### [WHAT YOU WILL DO]
Gather up the lines that contain "image".

— START OF DATA SHOWN —

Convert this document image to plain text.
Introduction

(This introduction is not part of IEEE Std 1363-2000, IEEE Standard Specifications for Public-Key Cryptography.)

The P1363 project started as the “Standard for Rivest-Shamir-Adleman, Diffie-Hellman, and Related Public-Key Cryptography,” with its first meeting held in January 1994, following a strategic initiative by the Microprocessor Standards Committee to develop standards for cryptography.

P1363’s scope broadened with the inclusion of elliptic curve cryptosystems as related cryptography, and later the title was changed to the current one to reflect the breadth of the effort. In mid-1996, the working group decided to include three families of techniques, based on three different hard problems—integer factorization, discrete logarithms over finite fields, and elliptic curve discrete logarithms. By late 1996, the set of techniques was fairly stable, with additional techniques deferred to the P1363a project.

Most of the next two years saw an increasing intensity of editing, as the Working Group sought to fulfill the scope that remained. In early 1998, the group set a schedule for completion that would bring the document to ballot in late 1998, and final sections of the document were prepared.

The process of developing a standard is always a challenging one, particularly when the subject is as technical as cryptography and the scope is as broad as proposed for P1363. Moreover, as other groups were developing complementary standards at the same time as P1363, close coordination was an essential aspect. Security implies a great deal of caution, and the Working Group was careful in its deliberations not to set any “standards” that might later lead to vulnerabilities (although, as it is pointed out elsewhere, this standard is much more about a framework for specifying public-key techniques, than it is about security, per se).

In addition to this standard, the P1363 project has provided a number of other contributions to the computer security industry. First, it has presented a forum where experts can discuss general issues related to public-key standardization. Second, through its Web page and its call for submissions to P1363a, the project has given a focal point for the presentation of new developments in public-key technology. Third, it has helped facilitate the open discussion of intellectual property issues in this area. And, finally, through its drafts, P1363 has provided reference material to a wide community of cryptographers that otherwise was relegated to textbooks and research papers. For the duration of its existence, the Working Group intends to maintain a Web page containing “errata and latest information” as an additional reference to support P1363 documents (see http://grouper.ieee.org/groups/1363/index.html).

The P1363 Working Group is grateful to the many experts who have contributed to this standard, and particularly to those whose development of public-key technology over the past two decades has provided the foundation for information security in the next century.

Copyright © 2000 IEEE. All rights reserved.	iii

— END OF DATA SHOWN —
— START OF DATA SHOWN —

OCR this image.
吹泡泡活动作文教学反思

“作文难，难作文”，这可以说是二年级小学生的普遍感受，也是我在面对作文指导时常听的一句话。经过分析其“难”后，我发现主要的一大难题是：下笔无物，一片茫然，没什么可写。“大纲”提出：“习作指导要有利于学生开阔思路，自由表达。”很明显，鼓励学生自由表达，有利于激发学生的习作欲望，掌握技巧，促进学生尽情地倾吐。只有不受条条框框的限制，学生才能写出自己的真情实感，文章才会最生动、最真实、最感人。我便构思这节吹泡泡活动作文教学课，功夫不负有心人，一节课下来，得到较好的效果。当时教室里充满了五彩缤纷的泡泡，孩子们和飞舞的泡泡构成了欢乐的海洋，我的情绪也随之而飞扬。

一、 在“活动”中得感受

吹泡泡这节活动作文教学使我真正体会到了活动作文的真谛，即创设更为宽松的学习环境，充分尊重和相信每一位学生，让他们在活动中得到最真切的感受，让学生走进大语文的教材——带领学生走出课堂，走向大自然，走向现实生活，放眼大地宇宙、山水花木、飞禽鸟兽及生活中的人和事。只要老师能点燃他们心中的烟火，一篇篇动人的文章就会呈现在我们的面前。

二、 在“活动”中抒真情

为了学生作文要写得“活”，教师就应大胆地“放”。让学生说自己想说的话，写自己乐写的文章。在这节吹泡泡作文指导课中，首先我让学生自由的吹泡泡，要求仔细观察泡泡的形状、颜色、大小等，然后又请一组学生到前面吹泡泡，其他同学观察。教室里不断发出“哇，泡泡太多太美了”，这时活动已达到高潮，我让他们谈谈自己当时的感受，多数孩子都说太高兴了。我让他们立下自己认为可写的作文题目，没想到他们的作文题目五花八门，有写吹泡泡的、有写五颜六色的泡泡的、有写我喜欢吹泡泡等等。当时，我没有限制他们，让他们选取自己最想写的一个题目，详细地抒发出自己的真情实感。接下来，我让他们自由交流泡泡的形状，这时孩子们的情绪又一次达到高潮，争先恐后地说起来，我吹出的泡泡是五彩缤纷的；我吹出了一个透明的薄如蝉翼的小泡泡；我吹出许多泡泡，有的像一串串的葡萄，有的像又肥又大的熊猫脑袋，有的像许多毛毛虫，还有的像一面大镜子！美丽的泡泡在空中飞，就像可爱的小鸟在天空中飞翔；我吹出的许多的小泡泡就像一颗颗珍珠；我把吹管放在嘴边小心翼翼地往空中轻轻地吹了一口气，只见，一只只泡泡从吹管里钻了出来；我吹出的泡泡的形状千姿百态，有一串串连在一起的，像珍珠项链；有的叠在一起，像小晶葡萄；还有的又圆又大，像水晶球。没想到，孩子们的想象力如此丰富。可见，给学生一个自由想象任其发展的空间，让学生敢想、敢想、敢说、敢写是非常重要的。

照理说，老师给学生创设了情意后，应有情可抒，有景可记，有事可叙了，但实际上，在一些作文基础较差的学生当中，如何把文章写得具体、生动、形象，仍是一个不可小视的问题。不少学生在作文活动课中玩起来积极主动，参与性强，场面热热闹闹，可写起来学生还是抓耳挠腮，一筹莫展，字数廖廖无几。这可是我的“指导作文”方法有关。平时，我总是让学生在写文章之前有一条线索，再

— END OF DATA SHOWN —

### [THE ANSWER]
Convert this document image to plain text.
OCR this image.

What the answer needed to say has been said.